> _What is asked_: Can you transcribe every line exactly and leave the pictures behind?

== == ==

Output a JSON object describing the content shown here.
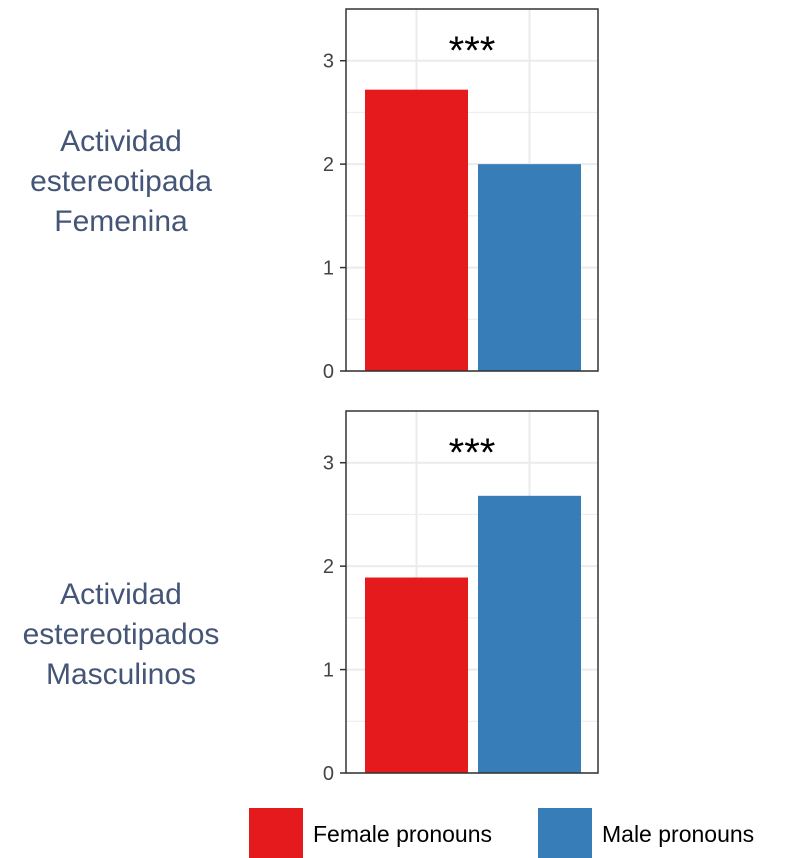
{
  "colors": {
    "female": "#e41a1c",
    "male": "#377eb8",
    "grid": "#ebebeb",
    "panel_border": "#333333",
    "row_label": "#445577"
  },
  "legend": {
    "position": "bottom",
    "items": [
      {
        "label": "Female pronouns",
        "color": "#e41a1c"
      },
      {
        "label": "Male pronouns",
        "color": "#377eb8"
      }
    ]
  },
  "chart_data": [
    {
      "type": "bar",
      "row_label": "Actividad\nestereotipada\nFemenina",
      "categories": [
        "Female pronouns",
        "Male pronouns"
      ],
      "values": [
        2.72,
        2.0
      ],
      "annotation": "***",
      "ylim": [
        0,
        3.5
      ],
      "yticks": [
        0,
        1,
        2,
        3
      ],
      "grid": true
    },
    {
      "type": "bar",
      "row_label": "Actividad\nestereotipados\nMasculinos",
      "categories": [
        "Female pronouns",
        "Male pronouns"
      ],
      "values": [
        1.89,
        2.68
      ],
      "annotation": "***",
      "ylim": [
        0,
        3.5
      ],
      "yticks": [
        0,
        1,
        2,
        3
      ],
      "grid": true
    }
  ]
}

== == ==

> _Solution for this problem_:
Output a JSON object describing the content shown here.
{
  "colors": {
    "female": "#e41a1c",
    "male": "#377eb8",
    "grid": "#ebebeb",
    "panel_border": "#333333",
    "row_label": "#445577"
  },
  "legend": {
    "position": "bottom",
    "items": [
      {
        "label": "Female pronouns",
        "color": "#e41a1c"
      },
      {
        "label": "Male pronouns",
        "color": "#377eb8"
      }
    ]
  },
  "chart_data": [
    {
      "type": "bar",
      "row_label": "Actividad\nestereotipada\nFemenina",
      "categories": [
        "Female pronouns",
        "Male pronouns"
      ],
      "values": [
        2.72,
        2.0
      ],
      "annotation": "***",
      "ylim": [
        0,
        3.5
      ],
      "yticks": [
        0,
        1,
        2,
        3
      ],
      "grid": true
    },
    {
      "type": "bar",
      "row_label": "Actividad\nestereotipados\nMasculinos",
      "categories": [
        "Female pronouns",
        "Male pronouns"
      ],
      "values": [
        1.89,
        2.68
      ],
      "annotation": "***",
      "ylim": [
        0,
        3.5
      ],
      "yticks": [
        0,
        1,
        2,
        3
      ],
      "grid": true
    }
  ]
}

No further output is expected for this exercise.